**Problem**.
Go through the entries below and pick out every line with "Housing".

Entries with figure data
## Begin
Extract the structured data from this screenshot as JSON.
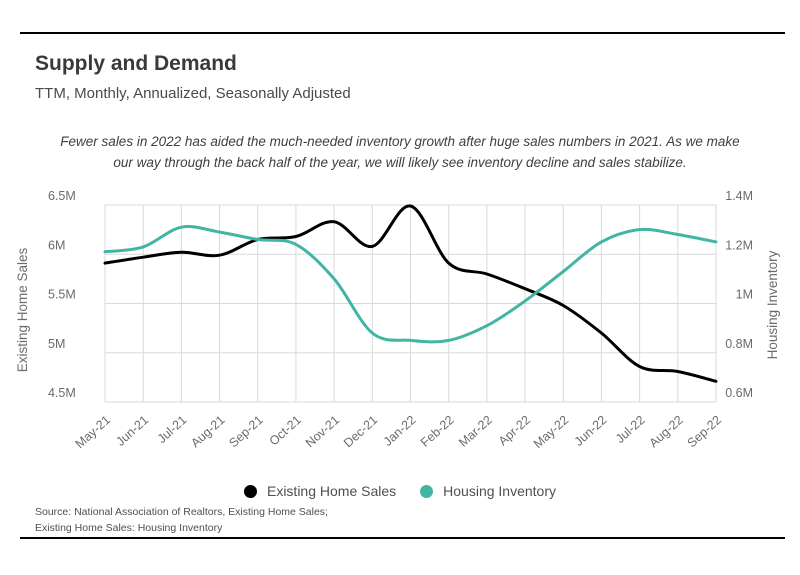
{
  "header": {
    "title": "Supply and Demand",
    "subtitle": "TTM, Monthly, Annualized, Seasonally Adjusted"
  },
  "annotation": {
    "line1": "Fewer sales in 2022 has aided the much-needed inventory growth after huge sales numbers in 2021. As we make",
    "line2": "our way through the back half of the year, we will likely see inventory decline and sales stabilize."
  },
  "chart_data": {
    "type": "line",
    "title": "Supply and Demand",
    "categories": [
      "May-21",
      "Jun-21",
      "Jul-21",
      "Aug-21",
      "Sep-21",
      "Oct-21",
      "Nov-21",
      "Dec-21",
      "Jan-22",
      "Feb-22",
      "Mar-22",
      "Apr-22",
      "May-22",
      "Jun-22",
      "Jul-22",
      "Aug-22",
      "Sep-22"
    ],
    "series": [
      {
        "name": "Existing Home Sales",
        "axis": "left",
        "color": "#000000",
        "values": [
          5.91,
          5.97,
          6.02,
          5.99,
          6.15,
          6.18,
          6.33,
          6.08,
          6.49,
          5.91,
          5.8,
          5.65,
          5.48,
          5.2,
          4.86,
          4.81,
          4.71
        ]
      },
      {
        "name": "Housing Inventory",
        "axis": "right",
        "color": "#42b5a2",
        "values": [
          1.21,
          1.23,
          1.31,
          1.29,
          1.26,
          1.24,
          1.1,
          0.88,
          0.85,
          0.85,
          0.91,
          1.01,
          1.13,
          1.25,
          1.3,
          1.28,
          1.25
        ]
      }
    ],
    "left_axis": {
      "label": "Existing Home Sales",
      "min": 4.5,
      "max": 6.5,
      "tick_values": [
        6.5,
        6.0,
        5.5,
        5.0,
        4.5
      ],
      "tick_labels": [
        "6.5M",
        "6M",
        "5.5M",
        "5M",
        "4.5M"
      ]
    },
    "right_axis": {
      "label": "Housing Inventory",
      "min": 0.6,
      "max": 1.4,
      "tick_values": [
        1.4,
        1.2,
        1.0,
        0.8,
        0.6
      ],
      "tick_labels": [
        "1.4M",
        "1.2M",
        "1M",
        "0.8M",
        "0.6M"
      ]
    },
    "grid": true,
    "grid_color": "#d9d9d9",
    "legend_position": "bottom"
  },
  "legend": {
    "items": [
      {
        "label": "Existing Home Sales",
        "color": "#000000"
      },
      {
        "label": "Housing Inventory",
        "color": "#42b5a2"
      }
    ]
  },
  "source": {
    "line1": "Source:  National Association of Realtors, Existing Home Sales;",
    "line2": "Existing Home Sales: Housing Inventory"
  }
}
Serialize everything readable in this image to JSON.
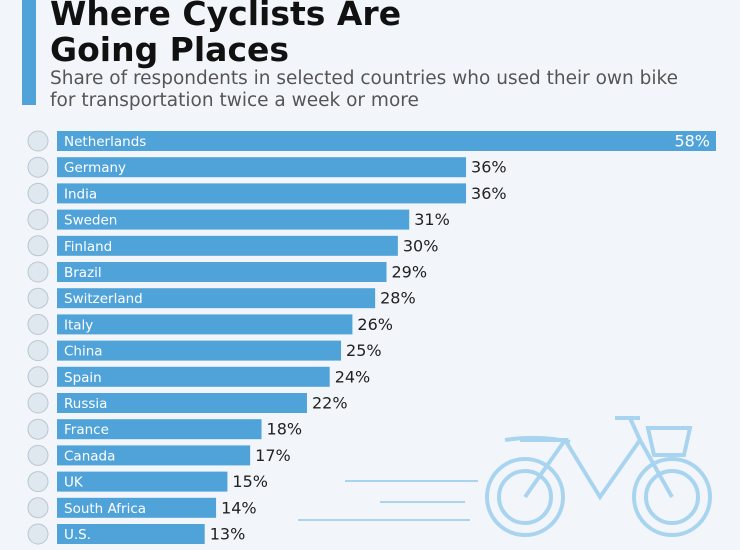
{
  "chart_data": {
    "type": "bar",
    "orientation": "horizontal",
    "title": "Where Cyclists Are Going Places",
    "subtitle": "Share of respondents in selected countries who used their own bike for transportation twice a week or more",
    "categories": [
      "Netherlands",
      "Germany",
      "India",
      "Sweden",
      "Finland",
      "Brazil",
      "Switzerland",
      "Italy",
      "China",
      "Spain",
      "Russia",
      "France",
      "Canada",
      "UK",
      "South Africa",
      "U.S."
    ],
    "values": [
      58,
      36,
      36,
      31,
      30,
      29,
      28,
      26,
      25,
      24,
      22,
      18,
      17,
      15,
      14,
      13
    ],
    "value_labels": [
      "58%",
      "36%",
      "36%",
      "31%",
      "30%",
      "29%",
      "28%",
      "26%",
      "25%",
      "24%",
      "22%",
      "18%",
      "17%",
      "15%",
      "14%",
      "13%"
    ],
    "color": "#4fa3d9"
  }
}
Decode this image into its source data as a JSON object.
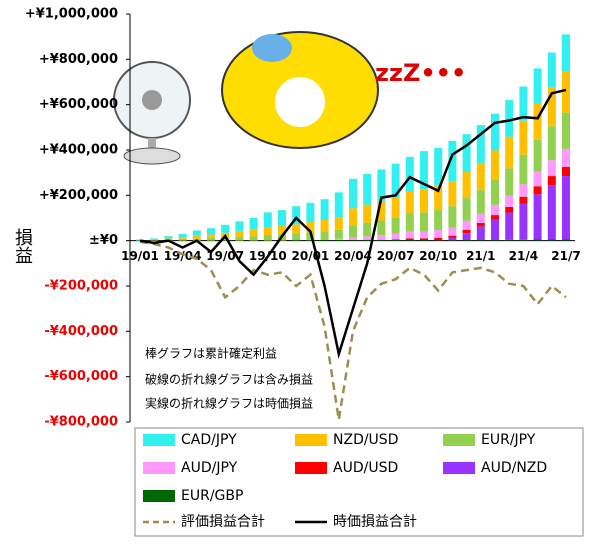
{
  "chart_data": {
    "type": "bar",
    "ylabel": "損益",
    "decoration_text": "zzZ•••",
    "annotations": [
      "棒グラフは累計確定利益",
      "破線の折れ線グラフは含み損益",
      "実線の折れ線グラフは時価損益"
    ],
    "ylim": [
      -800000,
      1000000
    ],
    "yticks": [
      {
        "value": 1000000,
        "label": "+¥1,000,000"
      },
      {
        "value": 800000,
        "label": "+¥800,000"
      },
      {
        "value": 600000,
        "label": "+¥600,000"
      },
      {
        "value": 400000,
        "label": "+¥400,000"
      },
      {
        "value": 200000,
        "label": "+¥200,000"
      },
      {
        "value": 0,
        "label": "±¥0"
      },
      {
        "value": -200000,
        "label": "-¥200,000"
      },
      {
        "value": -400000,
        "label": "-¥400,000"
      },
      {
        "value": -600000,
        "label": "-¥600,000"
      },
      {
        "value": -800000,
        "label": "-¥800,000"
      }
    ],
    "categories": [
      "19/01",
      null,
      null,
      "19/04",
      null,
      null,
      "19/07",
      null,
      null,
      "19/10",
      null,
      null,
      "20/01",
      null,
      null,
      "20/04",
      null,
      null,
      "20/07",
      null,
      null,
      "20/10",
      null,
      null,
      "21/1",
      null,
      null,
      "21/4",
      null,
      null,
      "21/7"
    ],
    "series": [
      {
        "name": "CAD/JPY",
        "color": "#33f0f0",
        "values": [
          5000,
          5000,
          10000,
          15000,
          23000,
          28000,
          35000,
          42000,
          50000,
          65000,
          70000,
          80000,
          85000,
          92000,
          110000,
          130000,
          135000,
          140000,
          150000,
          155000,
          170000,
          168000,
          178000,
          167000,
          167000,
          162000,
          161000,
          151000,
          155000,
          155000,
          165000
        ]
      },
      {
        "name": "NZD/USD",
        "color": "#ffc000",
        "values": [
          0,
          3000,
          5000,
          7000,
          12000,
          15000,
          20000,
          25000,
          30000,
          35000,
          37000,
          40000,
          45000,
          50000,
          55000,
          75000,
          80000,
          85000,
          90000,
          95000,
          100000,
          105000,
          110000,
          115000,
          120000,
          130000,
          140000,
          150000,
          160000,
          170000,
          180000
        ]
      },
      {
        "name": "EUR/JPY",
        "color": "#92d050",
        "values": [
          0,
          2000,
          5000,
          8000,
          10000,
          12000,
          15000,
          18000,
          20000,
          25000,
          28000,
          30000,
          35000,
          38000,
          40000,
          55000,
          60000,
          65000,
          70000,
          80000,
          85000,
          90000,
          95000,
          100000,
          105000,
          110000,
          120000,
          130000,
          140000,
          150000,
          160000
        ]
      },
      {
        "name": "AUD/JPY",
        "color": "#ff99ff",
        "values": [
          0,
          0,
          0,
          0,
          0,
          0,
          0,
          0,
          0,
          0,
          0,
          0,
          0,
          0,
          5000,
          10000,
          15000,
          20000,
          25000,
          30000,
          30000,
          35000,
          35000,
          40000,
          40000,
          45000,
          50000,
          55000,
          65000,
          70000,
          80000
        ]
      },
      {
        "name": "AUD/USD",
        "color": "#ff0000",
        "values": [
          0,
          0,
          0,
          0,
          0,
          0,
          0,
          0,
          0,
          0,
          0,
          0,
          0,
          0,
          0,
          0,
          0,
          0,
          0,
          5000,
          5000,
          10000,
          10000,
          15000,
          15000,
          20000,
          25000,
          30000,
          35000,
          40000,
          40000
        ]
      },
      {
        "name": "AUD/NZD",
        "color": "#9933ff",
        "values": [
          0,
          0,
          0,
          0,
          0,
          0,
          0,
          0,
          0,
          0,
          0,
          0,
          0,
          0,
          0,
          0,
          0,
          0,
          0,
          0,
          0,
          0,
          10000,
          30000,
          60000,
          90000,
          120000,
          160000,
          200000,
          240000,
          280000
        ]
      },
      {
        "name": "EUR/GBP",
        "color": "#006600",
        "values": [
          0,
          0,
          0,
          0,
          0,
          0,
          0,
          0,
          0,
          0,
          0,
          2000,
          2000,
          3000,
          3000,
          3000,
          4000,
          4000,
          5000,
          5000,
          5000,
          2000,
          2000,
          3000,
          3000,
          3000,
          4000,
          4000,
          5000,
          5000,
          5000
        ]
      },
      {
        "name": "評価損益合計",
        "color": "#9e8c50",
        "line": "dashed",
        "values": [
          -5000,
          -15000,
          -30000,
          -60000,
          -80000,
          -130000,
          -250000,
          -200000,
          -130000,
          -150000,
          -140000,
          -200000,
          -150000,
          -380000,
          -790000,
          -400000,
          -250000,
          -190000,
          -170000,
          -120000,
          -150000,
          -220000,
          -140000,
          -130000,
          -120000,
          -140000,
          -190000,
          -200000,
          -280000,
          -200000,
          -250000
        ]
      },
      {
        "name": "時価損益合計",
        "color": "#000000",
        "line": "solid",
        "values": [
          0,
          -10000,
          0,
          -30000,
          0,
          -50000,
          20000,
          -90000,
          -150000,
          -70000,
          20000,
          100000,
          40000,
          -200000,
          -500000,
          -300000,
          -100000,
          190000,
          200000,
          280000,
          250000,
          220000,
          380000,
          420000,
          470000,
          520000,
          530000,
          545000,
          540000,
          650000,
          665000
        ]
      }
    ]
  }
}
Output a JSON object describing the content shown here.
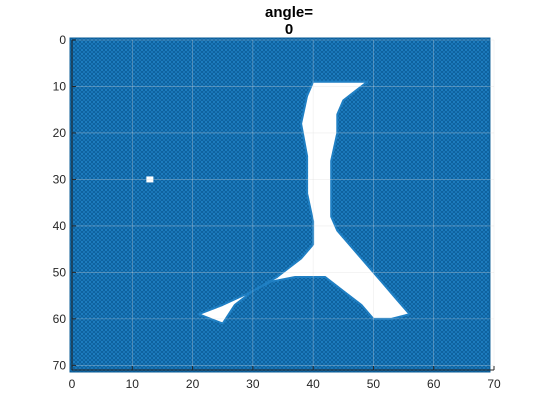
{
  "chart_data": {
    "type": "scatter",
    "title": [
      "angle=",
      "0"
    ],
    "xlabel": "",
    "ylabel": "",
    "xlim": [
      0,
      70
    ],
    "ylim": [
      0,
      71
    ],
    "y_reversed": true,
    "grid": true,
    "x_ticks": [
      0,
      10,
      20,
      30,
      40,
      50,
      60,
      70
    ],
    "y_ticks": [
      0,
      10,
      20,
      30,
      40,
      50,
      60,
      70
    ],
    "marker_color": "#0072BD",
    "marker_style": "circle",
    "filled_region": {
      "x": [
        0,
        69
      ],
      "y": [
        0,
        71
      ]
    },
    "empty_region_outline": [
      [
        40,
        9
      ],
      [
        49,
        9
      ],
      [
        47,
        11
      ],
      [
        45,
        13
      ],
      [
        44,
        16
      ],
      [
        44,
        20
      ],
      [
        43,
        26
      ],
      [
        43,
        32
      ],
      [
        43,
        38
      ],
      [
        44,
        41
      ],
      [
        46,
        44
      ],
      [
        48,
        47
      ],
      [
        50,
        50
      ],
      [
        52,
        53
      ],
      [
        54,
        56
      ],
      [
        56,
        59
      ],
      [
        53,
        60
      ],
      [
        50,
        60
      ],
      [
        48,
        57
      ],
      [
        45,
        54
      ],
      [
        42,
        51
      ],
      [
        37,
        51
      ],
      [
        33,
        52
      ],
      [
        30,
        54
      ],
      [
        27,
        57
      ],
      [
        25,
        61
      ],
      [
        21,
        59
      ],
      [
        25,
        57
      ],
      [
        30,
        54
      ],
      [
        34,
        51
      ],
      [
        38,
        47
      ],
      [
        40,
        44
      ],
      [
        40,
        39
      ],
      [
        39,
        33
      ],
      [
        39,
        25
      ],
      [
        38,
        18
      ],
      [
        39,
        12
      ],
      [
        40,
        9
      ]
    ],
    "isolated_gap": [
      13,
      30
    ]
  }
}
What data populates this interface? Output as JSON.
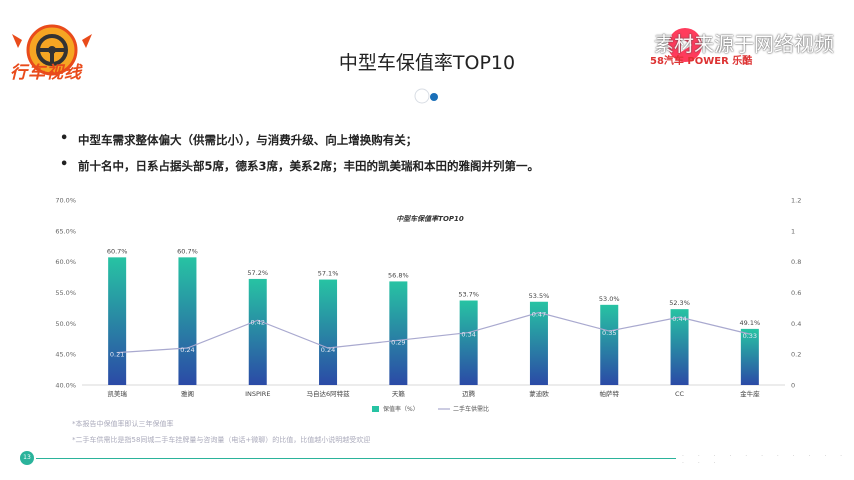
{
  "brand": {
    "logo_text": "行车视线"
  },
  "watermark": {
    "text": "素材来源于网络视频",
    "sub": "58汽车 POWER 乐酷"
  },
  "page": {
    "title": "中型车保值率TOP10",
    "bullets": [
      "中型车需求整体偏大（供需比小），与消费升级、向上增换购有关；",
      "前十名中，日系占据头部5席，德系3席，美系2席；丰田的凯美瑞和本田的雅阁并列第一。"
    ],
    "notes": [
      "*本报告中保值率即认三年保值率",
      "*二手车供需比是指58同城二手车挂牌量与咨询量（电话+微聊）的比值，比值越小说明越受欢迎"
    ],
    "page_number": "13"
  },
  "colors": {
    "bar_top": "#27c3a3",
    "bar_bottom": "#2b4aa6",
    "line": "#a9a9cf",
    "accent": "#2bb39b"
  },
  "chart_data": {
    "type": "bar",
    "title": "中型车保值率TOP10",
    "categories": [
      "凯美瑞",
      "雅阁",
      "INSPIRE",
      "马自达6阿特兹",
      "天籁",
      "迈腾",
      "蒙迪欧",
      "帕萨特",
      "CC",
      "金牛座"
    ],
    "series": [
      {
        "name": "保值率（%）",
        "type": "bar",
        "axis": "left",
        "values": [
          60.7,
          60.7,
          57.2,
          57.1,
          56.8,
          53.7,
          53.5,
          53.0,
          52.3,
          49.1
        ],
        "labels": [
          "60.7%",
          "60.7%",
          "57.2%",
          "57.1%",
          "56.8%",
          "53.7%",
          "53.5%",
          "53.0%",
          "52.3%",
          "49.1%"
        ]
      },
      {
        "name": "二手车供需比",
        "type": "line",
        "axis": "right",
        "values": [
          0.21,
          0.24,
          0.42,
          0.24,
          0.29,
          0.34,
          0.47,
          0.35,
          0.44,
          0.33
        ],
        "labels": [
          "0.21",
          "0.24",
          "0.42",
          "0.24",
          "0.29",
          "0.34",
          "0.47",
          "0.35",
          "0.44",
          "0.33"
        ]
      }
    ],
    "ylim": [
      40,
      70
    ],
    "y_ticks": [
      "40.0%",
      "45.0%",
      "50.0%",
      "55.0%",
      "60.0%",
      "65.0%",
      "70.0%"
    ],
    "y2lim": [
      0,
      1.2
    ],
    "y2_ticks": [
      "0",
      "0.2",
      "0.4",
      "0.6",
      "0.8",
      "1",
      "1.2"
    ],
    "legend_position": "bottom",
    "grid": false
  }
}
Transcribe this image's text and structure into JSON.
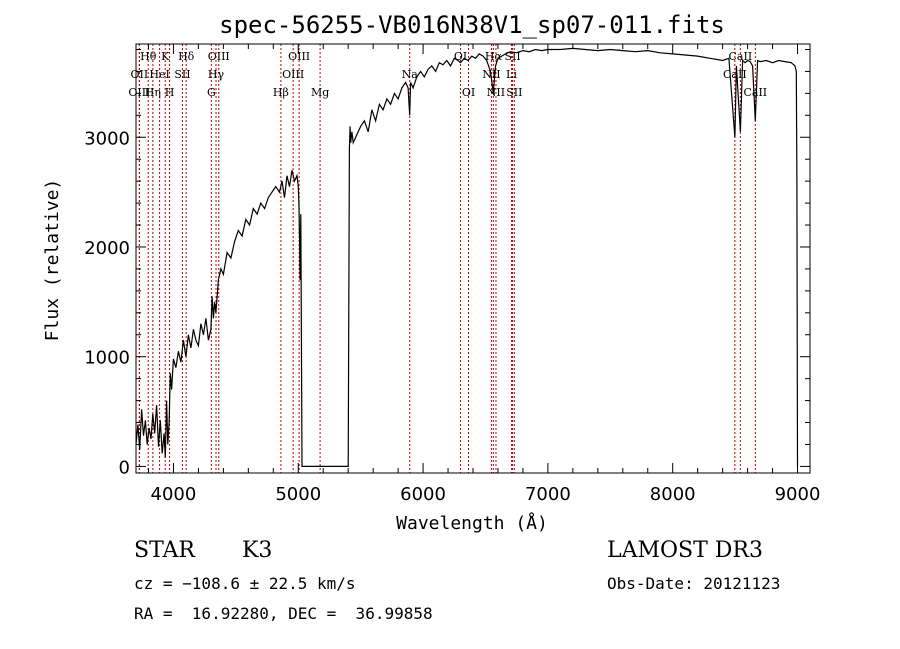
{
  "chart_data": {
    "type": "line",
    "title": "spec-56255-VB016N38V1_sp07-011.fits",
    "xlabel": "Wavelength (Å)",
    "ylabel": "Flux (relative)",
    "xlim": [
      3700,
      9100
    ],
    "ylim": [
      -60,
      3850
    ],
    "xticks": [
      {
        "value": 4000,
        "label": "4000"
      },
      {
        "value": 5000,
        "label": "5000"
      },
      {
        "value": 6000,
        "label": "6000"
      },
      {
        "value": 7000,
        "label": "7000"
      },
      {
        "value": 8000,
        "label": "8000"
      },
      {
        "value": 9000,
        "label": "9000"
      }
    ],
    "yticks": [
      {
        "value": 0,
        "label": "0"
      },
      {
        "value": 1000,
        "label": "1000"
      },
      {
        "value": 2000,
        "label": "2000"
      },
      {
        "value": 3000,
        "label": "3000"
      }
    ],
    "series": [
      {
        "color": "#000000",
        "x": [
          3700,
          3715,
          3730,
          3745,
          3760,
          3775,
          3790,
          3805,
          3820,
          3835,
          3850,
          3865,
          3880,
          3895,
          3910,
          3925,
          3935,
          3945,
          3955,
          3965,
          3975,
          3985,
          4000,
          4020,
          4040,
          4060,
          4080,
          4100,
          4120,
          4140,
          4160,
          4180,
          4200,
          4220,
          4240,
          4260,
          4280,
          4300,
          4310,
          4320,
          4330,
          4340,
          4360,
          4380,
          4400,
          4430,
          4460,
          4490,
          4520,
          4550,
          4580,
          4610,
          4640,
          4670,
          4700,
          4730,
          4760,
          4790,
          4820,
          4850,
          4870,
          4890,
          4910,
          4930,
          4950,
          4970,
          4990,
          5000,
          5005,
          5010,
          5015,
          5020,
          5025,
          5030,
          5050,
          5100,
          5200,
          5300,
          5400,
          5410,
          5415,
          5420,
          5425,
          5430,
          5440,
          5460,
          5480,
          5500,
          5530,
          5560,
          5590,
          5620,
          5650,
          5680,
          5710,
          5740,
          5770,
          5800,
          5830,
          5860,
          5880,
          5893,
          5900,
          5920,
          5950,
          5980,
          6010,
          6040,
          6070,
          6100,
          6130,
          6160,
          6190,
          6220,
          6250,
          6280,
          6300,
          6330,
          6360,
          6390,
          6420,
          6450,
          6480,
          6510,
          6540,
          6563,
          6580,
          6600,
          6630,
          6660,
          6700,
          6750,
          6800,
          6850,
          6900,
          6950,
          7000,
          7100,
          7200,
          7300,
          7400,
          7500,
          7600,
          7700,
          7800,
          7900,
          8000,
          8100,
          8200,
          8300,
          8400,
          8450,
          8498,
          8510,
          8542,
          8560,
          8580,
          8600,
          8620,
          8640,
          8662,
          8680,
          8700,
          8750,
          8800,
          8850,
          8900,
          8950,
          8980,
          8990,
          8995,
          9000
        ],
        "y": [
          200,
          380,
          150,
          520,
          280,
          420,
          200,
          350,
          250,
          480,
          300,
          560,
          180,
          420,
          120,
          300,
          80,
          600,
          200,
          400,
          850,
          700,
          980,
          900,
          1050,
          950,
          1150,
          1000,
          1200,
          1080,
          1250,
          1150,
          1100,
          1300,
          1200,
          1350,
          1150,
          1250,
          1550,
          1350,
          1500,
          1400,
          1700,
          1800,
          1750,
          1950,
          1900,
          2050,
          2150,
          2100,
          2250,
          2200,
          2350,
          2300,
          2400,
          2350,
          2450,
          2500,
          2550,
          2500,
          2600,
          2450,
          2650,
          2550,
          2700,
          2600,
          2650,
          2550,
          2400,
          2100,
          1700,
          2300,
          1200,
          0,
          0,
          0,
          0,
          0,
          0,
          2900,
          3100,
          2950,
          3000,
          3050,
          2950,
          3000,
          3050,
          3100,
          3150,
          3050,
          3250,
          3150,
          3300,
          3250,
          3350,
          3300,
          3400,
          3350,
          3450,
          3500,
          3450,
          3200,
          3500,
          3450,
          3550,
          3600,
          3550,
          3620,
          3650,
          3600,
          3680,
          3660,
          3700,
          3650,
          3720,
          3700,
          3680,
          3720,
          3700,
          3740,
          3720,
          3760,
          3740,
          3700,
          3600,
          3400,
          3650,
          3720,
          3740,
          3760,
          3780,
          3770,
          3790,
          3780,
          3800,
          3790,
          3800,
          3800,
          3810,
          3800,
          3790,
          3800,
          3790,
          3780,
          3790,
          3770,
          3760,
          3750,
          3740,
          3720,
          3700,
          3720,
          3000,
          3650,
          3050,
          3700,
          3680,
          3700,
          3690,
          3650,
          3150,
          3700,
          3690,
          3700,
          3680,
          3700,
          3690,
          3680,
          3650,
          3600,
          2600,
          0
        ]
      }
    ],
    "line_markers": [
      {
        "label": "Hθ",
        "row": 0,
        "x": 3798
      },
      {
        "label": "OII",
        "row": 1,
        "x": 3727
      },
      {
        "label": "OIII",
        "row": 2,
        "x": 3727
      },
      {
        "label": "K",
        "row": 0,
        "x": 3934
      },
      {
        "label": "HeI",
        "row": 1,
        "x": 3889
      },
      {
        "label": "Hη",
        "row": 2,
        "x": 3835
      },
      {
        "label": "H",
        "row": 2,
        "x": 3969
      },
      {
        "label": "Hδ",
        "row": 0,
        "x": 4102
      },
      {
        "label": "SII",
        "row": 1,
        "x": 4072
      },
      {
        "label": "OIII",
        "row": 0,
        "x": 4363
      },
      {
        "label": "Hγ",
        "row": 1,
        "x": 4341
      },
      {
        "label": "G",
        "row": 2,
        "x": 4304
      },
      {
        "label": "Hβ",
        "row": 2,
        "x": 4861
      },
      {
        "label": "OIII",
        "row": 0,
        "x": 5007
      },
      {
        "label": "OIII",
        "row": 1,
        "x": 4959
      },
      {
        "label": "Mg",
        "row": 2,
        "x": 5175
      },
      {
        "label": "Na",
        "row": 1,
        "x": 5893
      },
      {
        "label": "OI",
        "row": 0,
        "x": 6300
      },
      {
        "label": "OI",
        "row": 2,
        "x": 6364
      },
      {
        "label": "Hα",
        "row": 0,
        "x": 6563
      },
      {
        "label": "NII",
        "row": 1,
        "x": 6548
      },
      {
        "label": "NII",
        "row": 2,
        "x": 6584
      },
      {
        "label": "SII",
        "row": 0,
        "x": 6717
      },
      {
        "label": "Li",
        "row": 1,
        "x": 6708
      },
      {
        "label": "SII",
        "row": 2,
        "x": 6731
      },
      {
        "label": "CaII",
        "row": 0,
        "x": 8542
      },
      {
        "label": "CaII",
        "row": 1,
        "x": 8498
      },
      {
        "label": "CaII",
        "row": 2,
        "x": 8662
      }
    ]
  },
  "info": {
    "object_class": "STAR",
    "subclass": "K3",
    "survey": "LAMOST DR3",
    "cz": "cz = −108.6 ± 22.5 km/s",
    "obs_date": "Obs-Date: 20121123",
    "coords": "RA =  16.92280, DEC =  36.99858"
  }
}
## End
**Expected output**.
        "name": "Housing Inventory",
      "label": "Housing Inventory",
        "label": "Housing Inventory",
    "line2": "Existing Home Sales: Housing Inventory"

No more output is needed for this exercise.